(Figure content listings)
:::::
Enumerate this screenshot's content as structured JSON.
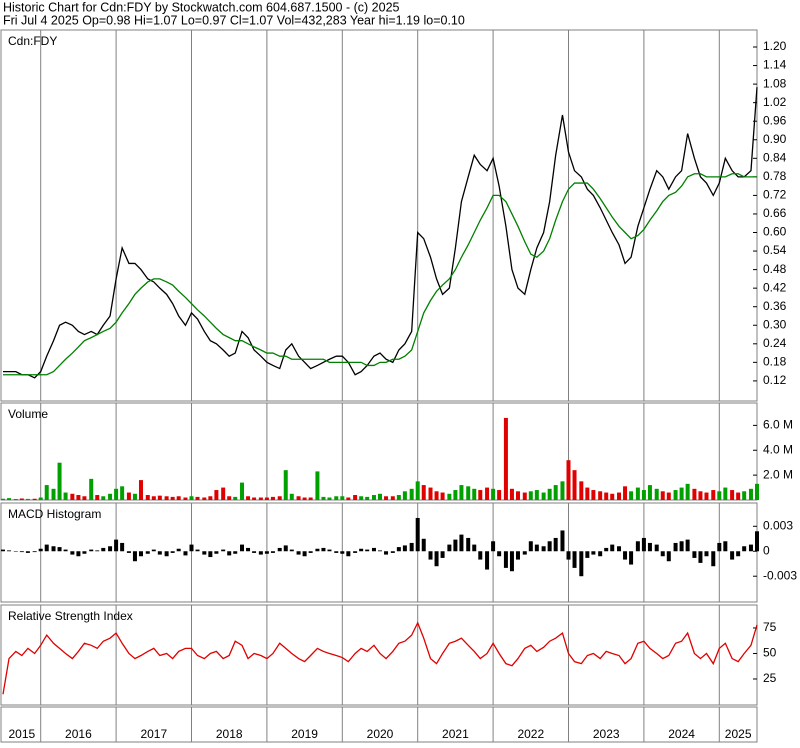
{
  "header": {
    "line1": "Historic Chart for Cdn:FDY by Stockwatch.com 604.687.1500 - (c) 2025",
    "line2": "Fri Jul  4 2025  Op=0.98  Hi=1.07  Lo=0.97  Cl=1.07  Vol=432,283  Year hi=1.19  lo=0.10"
  },
  "chart_data": [
    {
      "type": "line",
      "title": "Cdn:FDY",
      "x": [
        2015.5,
        2015.58,
        2015.67,
        2015.75,
        2015.83,
        2015.92,
        2016,
        2016.08,
        2016.17,
        2016.25,
        2016.33,
        2016.42,
        2016.5,
        2016.58,
        2016.67,
        2016.75,
        2016.83,
        2016.92,
        2017,
        2017.08,
        2017.17,
        2017.25,
        2017.33,
        2017.42,
        2017.5,
        2017.58,
        2017.67,
        2017.75,
        2017.83,
        2017.92,
        2018,
        2018.08,
        2018.17,
        2018.25,
        2018.33,
        2018.42,
        2018.5,
        2018.58,
        2018.67,
        2018.75,
        2018.83,
        2018.92,
        2019,
        2019.08,
        2019.17,
        2019.25,
        2019.33,
        2019.42,
        2019.5,
        2019.58,
        2019.67,
        2019.75,
        2019.83,
        2019.92,
        2020,
        2020.08,
        2020.17,
        2020.25,
        2020.33,
        2020.42,
        2020.5,
        2020.58,
        2020.67,
        2020.75,
        2020.83,
        2020.92,
        2021,
        2021.08,
        2021.17,
        2021.25,
        2021.33,
        2021.42,
        2021.5,
        2021.58,
        2021.67,
        2021.75,
        2021.83,
        2021.92,
        2022,
        2022.08,
        2022.17,
        2022.25,
        2022.33,
        2022.42,
        2022.5,
        2022.58,
        2022.67,
        2022.75,
        2022.83,
        2022.92,
        2023,
        2023.08,
        2023.17,
        2023.25,
        2023.33,
        2023.42,
        2023.5,
        2023.58,
        2023.67,
        2023.75,
        2023.83,
        2023.92,
        2024,
        2024.08,
        2024.17,
        2024.25,
        2024.33,
        2024.42,
        2024.5,
        2024.58,
        2024.67,
        2024.75,
        2024.83,
        2024.92,
        2025,
        2025.08,
        2025.17,
        2025.25,
        2025.33,
        2025.42,
        2025.5
      ],
      "xlim": [
        2015.5,
        2025.5
      ],
      "xticks": [
        2015,
        2016,
        2017,
        2018,
        2019,
        2020,
        2021,
        2022,
        2023,
        2024,
        2025
      ],
      "ylim": [
        0.055,
        1.255
      ],
      "yticks": [
        0.12,
        0.18,
        0.24,
        {
          "value": 0.3,
          "label": "0.30"
        },
        0.36,
        0.42,
        0.48,
        0.54,
        {
          "value": 0.6,
          "label": "0.60"
        },
        0.66,
        0.72,
        0.78,
        0.84,
        {
          "value": 0.9,
          "label": "0.90"
        },
        0.96,
        1.02,
        1.08,
        1.14,
        {
          "value": 1.2,
          "label": "1.20"
        }
      ],
      "series": [
        {
          "color": "#000000",
          "values": [
            0.15,
            0.15,
            0.15,
            0.14,
            0.14,
            0.13,
            0.15,
            0.2,
            0.25,
            0.3,
            0.31,
            0.3,
            0.28,
            0.27,
            0.28,
            0.27,
            0.3,
            0.33,
            0.45,
            0.55,
            0.5,
            0.5,
            0.48,
            0.45,
            0.44,
            0.42,
            0.4,
            0.37,
            0.33,
            0.3,
            0.34,
            0.32,
            0.28,
            0.25,
            0.24,
            0.22,
            0.2,
            0.21,
            0.28,
            0.26,
            0.22,
            0.2,
            0.18,
            0.17,
            0.16,
            0.22,
            0.24,
            0.2,
            0.18,
            0.16,
            0.17,
            0.18,
            0.19,
            0.2,
            0.2,
            0.18,
            0.14,
            0.15,
            0.17,
            0.2,
            0.21,
            0.19,
            0.18,
            0.22,
            0.24,
            0.28,
            0.6,
            0.58,
            0.52,
            0.45,
            0.4,
            0.42,
            0.55,
            0.7,
            0.78,
            0.85,
            0.82,
            0.8,
            0.84,
            0.75,
            0.62,
            0.48,
            0.42,
            0.4,
            0.48,
            0.55,
            0.6,
            0.7,
            0.85,
            0.98,
            0.86,
            0.8,
            0.78,
            0.74,
            0.72,
            0.68,
            0.64,
            0.6,
            0.56,
            0.5,
            0.52,
            0.62,
            0.68,
            0.74,
            0.8,
            0.78,
            0.74,
            0.78,
            0.8,
            0.92,
            0.84,
            0.78,
            0.76,
            0.72,
            0.76,
            0.84,
            0.8,
            0.78,
            0.78,
            0.8,
            1.07
          ]
        },
        {
          "color": "#008000",
          "values": [
            0.14,
            0.14,
            0.14,
            0.14,
            0.14,
            0.14,
            0.14,
            0.14,
            0.15,
            0.17,
            0.19,
            0.21,
            0.23,
            0.25,
            0.26,
            0.27,
            0.28,
            0.29,
            0.31,
            0.34,
            0.37,
            0.4,
            0.42,
            0.44,
            0.45,
            0.45,
            0.44,
            0.43,
            0.41,
            0.39,
            0.37,
            0.35,
            0.33,
            0.31,
            0.29,
            0.27,
            0.26,
            0.25,
            0.25,
            0.24,
            0.23,
            0.22,
            0.21,
            0.21,
            0.2,
            0.2,
            0.19,
            0.19,
            0.19,
            0.19,
            0.19,
            0.19,
            0.18,
            0.18,
            0.18,
            0.18,
            0.18,
            0.18,
            0.17,
            0.17,
            0.18,
            0.18,
            0.19,
            0.19,
            0.2,
            0.22,
            0.28,
            0.34,
            0.38,
            0.41,
            0.43,
            0.45,
            0.48,
            0.52,
            0.56,
            0.6,
            0.64,
            0.68,
            0.72,
            0.72,
            0.7,
            0.66,
            0.62,
            0.57,
            0.53,
            0.52,
            0.54,
            0.58,
            0.64,
            0.7,
            0.74,
            0.76,
            0.76,
            0.76,
            0.74,
            0.71,
            0.68,
            0.65,
            0.62,
            0.6,
            0.58,
            0.59,
            0.61,
            0.64,
            0.67,
            0.7,
            0.72,
            0.73,
            0.75,
            0.78,
            0.79,
            0.79,
            0.78,
            0.78,
            0.78,
            0.78,
            0.79,
            0.79,
            0.78,
            0.78,
            0.78
          ]
        }
      ]
    },
    {
      "type": "bar",
      "title": "Volume",
      "up_color": "#00a000",
      "down_color": "#e00000",
      "ylim": [
        0,
        7800000
      ],
      "yticks": [
        {
          "value": 2000000,
          "label": "2.0 M"
        },
        {
          "value": 4000000,
          "label": "4.0 M"
        },
        {
          "value": 6000000,
          "label": "6.0 M"
        }
      ],
      "values": [
        100000,
        150000,
        80000,
        120000,
        90000,
        100000,
        200000,
        1200000,
        900000,
        3000000,
        600000,
        500000,
        400000,
        300000,
        1700000,
        400000,
        300000,
        500000,
        900000,
        1100000,
        600000,
        500000,
        1600000,
        400000,
        300000,
        350000,
        300000,
        250000,
        300000,
        200000,
        300000,
        250000,
        200000,
        300000,
        800000,
        1000000,
        300000,
        250000,
        1400000,
        300000,
        200000,
        200000,
        200000,
        250000,
        300000,
        2400000,
        500000,
        300000,
        200000,
        200000,
        2300000,
        250000,
        200000,
        300000,
        300000,
        200000,
        400000,
        300000,
        250000,
        400000,
        500000,
        300000,
        300000,
        400000,
        700000,
        900000,
        1500000,
        1200000,
        1000000,
        700000,
        600000,
        500000,
        800000,
        1200000,
        1100000,
        900000,
        800000,
        1000000,
        900000,
        800000,
        6600000,
        900000,
        700000,
        600000,
        700000,
        800000,
        600000,
        900000,
        1200000,
        1500000,
        3200000,
        2400000,
        1500000,
        1000000,
        800000,
        700000,
        600000,
        500000,
        600000,
        1100000,
        700000,
        1000000,
        800000,
        1200000,
        900000,
        700000,
        600000,
        800000,
        1000000,
        1300000,
        900000,
        700000,
        600000,
        800000,
        700000,
        1000000,
        800000,
        600000,
        700000,
        900000,
        1300000
      ]
    },
    {
      "type": "bar",
      "title": "MACD Histogram",
      "color": "#000000",
      "ylim": [
        -0.0061,
        0.0058
      ],
      "yticks": [
        -0.003,
        0,
        0.003
      ],
      "values": [
        0.0002,
        0.0001,
        0,
        -0.0001,
        -0.0002,
        -0.0001,
        0.0003,
        0.0008,
        0.0006,
        0.0005,
        0.0002,
        -0.0004,
        -0.0006,
        -0.0003,
        0.0002,
        0.0001,
        0.0004,
        0.0006,
        0.0014,
        0.001,
        -0.0002,
        -0.0012,
        -0.0006,
        -0.0003,
        0.0002,
        -0.0004,
        -0.0006,
        -0.0002,
        0.0003,
        -0.0005,
        0.0008,
        0.0002,
        -0.0004,
        -0.0007,
        -0.0003,
        0.0002,
        -0.0005,
        -0.0003,
        0.0008,
        0.0004,
        -0.0002,
        -0.0004,
        -0.0003,
        -0.0002,
        0.0004,
        0.0007,
        0.0002,
        -0.0004,
        -0.0006,
        -0.0002,
        0.0003,
        0.0004,
        0.0002,
        -0.0002,
        -0.0003,
        -0.0006,
        -0.0002,
        0.0003,
        0.0002,
        0.0004,
        0.0001,
        -0.0004,
        -0.0002,
        0.0005,
        0.0007,
        0.001,
        0.004,
        0.0015,
        -0.001,
        -0.0018,
        -0.0008,
        0.0008,
        0.0014,
        0.002,
        0.0016,
        0.0008,
        -0.001,
        -0.0022,
        0.0012,
        -0.0006,
        -0.002,
        -0.0024,
        -0.001,
        -0.0004,
        0.0012,
        0.0008,
        0.0006,
        0.0012,
        0.0016,
        0.0025,
        -0.001,
        -0.002,
        -0.003,
        -0.0008,
        -0.0004,
        -0.0006,
        0.0004,
        0.0008,
        0.0006,
        -0.001,
        -0.0016,
        0.0012,
        0.0016,
        0.001,
        0.0008,
        -0.0006,
        -0.0012,
        0.001,
        0.0012,
        0.0014,
        -0.0008,
        -0.0014,
        -0.0006,
        -0.0018,
        0.001,
        0.0012,
        -0.001,
        -0.0006,
        0.0006,
        0.0008,
        0.0024
      ]
    },
    {
      "type": "line",
      "title": "Relative Strength Index",
      "ylim": [
        -0.5,
        97.5
      ],
      "yticks": [
        25,
        50,
        75
      ],
      "series": [
        {
          "color": "#e00000",
          "values": [
            10,
            45,
            52,
            48,
            55,
            50,
            58,
            68,
            60,
            55,
            50,
            45,
            52,
            60,
            58,
            55,
            62,
            65,
            70,
            60,
            50,
            45,
            48,
            52,
            55,
            48,
            50,
            45,
            52,
            55,
            55,
            48,
            45,
            50,
            52,
            45,
            48,
            62,
            58,
            45,
            50,
            48,
            45,
            50,
            60,
            55,
            50,
            45,
            42,
            48,
            55,
            52,
            50,
            48,
            46,
            42,
            50,
            55,
            52,
            58,
            50,
            45,
            52,
            60,
            62,
            68,
            80,
            65,
            45,
            40,
            50,
            60,
            62,
            65,
            58,
            52,
            45,
            50,
            60,
            50,
            40,
            38,
            45,
            55,
            58,
            52,
            56,
            62,
            65,
            70,
            50,
            42,
            40,
            48,
            50,
            45,
            52,
            50,
            48,
            40,
            45,
            60,
            62,
            55,
            50,
            45,
            48,
            60,
            62,
            70,
            50,
            45,
            50,
            40,
            55,
            60,
            45,
            42,
            50,
            58,
            78
          ]
        }
      ]
    }
  ]
}
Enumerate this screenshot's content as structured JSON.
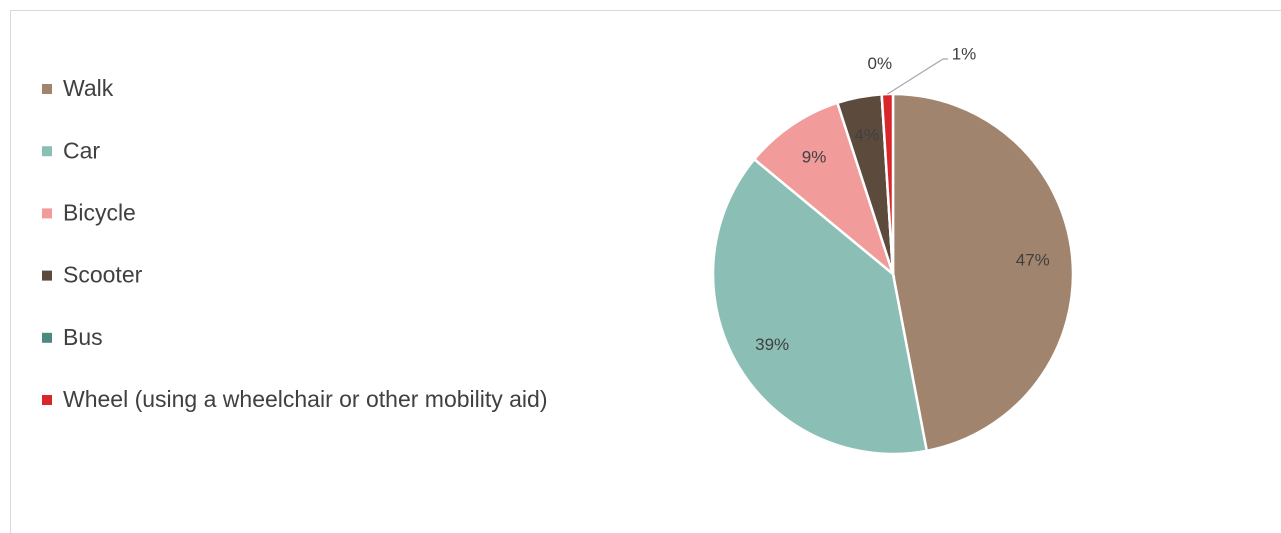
{
  "chart_data": {
    "type": "pie",
    "categories": [
      "Walk",
      "Car",
      "Bicycle",
      "Scooter",
      "Bus",
      "Wheel (using a wheelchair or other mobility aid)"
    ],
    "values": [
      47,
      39,
      9,
      4,
      0,
      1
    ],
    "value_labels": [
      "47%",
      "39%",
      "9%",
      "4%",
      "0%",
      "1%"
    ],
    "colors": [
      "#a0846e",
      "#8bbfb5",
      "#f29b9b",
      "#5c4a3d",
      "#4a8a7e",
      "#d9262b"
    ],
    "legend": "left"
  }
}
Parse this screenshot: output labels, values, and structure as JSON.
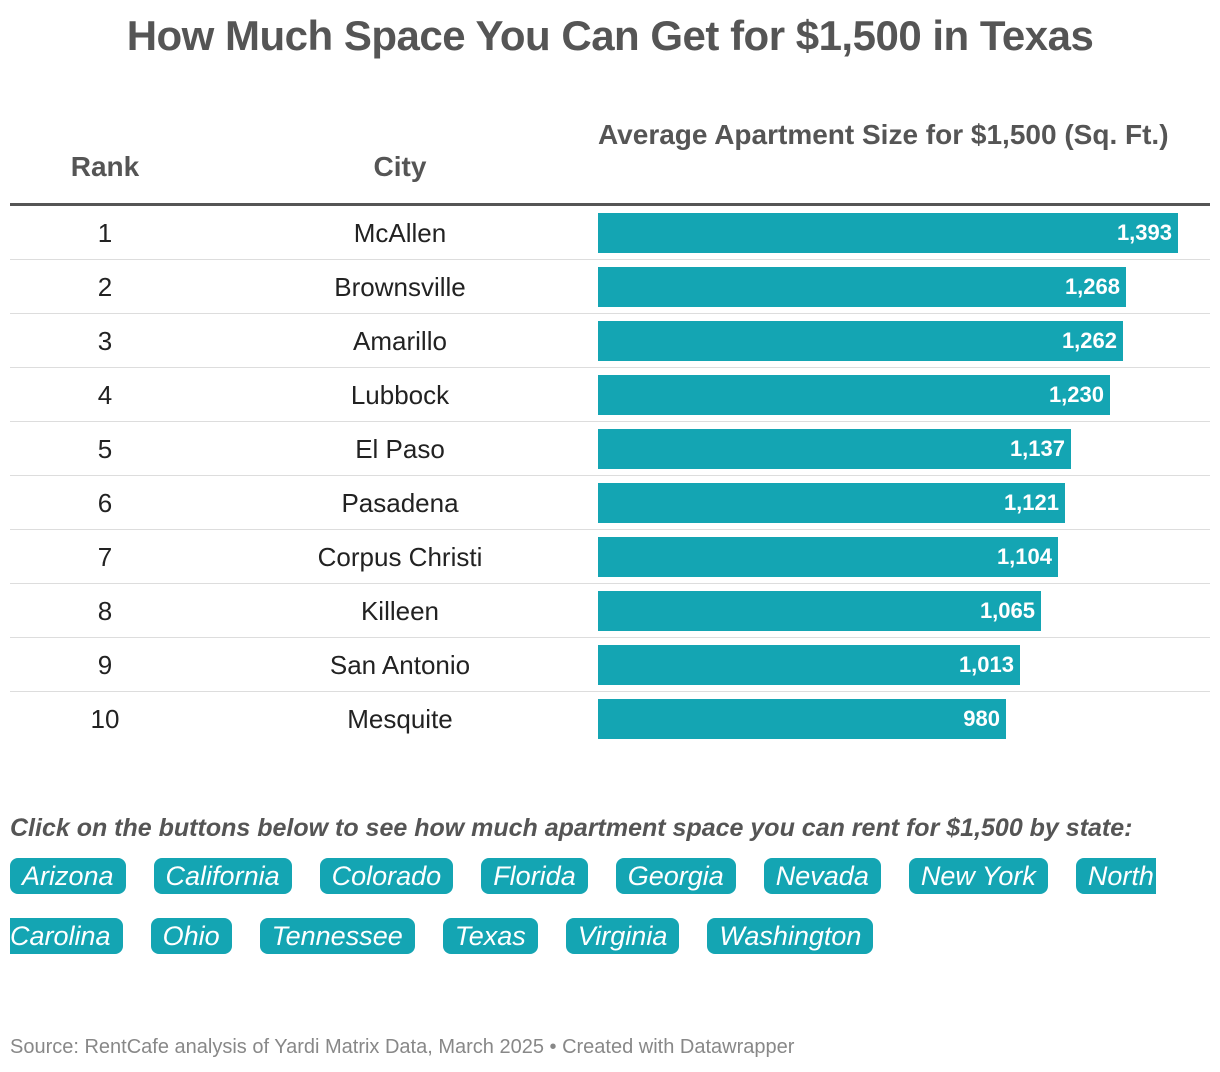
{
  "title": "How Much Space You Can Get for $1,500 in Texas",
  "table": {
    "headers": {
      "rank": "Rank",
      "city": "City",
      "size": "Average Apartment Size for $1,500 (Sq. Ft.)"
    }
  },
  "chart_data": {
    "type": "bar",
    "title": "How Much Space You Can Get for $1,500 in Texas",
    "bar_color": "#14a5b3",
    "value_label": "Average Apartment Size for $1,500 (Sq. Ft.)",
    "rows": [
      {
        "rank": "1",
        "city": "McAllen",
        "value": 1393,
        "label": "1,393"
      },
      {
        "rank": "2",
        "city": "Brownsville",
        "value": 1268,
        "label": "1,268"
      },
      {
        "rank": "3",
        "city": "Amarillo",
        "value": 1262,
        "label": "1,262"
      },
      {
        "rank": "4",
        "city": "Lubbock",
        "value": 1230,
        "label": "1,230"
      },
      {
        "rank": "5",
        "city": "El Paso",
        "value": 1137,
        "label": "1,137"
      },
      {
        "rank": "6",
        "city": "Pasadena",
        "value": 1121,
        "label": "1,121"
      },
      {
        "rank": "7",
        "city": "Corpus Christi",
        "value": 1104,
        "label": "1,104"
      },
      {
        "rank": "8",
        "city": "Killeen",
        "value": 1065,
        "label": "1,065"
      },
      {
        "rank": "9",
        "city": "San Antonio",
        "value": 1013,
        "label": "1,013"
      },
      {
        "rank": "10",
        "city": "Mesquite",
        "value": 980,
        "label": "980"
      }
    ]
  },
  "states": {
    "prompt": "Click on the buttons below to see how much apartment space you can rent for $1,500 by state:",
    "buttons": [
      "Arizona",
      "California",
      "Colorado",
      "Florida",
      "Georgia",
      "Nevada",
      "New York",
      "North Carolina",
      "Ohio",
      "Tennessee",
      "Texas",
      "Virginia",
      "Washington"
    ],
    "north_carolina_first": "North",
    "north_carolina_second": "Carolina"
  },
  "footer": {
    "source": "Source: RentCafe analysis of Yardi Matrix Data, March 2025 • Created with Datawrapper"
  }
}
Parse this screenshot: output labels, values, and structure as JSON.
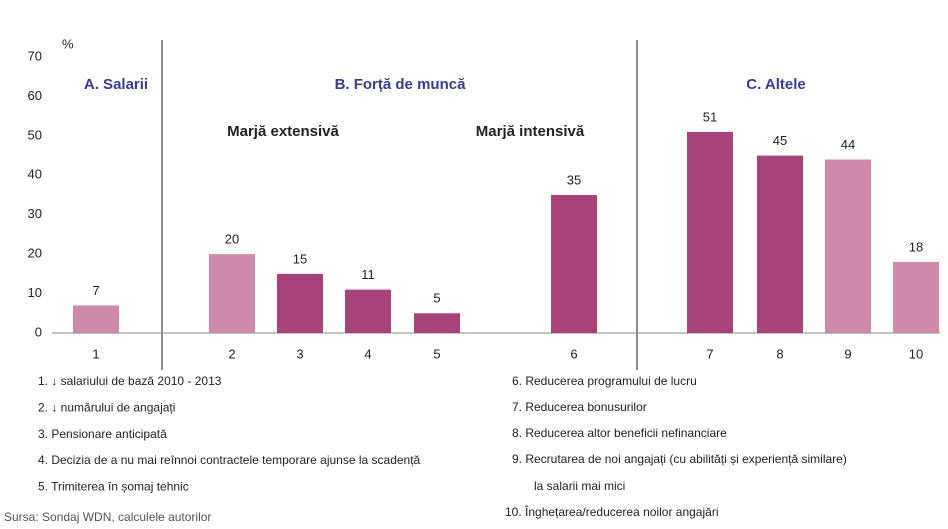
{
  "chart_data": {
    "type": "bar",
    "unit_label": "%",
    "categories": [
      "1",
      "2",
      "3",
      "4",
      "5",
      "6",
      "7",
      "8",
      "9",
      "10"
    ],
    "values": [
      7,
      20,
      15,
      11,
      5,
      35,
      51,
      45,
      44,
      18
    ],
    "colors": [
      "#cf8aab",
      "#cf8aab",
      "#a8437a",
      "#a8437a",
      "#a8437a",
      "#a8437a",
      "#a8437a",
      "#a8437a",
      "#cf8aab",
      "#cf8aab"
    ],
    "ylim": [
      0,
      70
    ],
    "yticks": [
      0,
      10,
      20,
      30,
      40,
      50,
      60,
      70
    ],
    "sections": [
      "A. Salarii",
      "B. Forță de muncă",
      "C. Altele"
    ],
    "subsections": [
      "Marjă extensivă",
      "Marjă intensivă"
    ],
    "notes_left": [
      "1. ↓ salariului de bază 2010 - 2013",
      "2. ↓ numărului de angajați",
      "3. Pensionare anticipată",
      "4. Decizia de a nu mai reînnoi contractele temporare ajunse la scadență",
      "5. Trimiterea în șomaj tehnic"
    ],
    "notes_right": [
      "6. Reducerea programului de lucru",
      "7. Reducerea bonusurilor",
      "8. Reducerea altor beneficii nefinanciare",
      "9. Recrutarea de noi angajați (cu abilități și experiență similare)",
      "la salarii mai mici",
      "10. Înghețarea/reducerea noilor angajări"
    ],
    "source": "Sursa: Sondaj WDN, calculele autorilor"
  }
}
:::::
- Given exercise
Look for the word "source" in every line of the listing and copy the lines that have it.

- Completed exercise
    "source": "Source: RentCafe analysis of Yardi Matrix Data, March 2025 • Created with Datawrapper"
    "source": "Sursa: Sondaj WDN, calculele autorilor"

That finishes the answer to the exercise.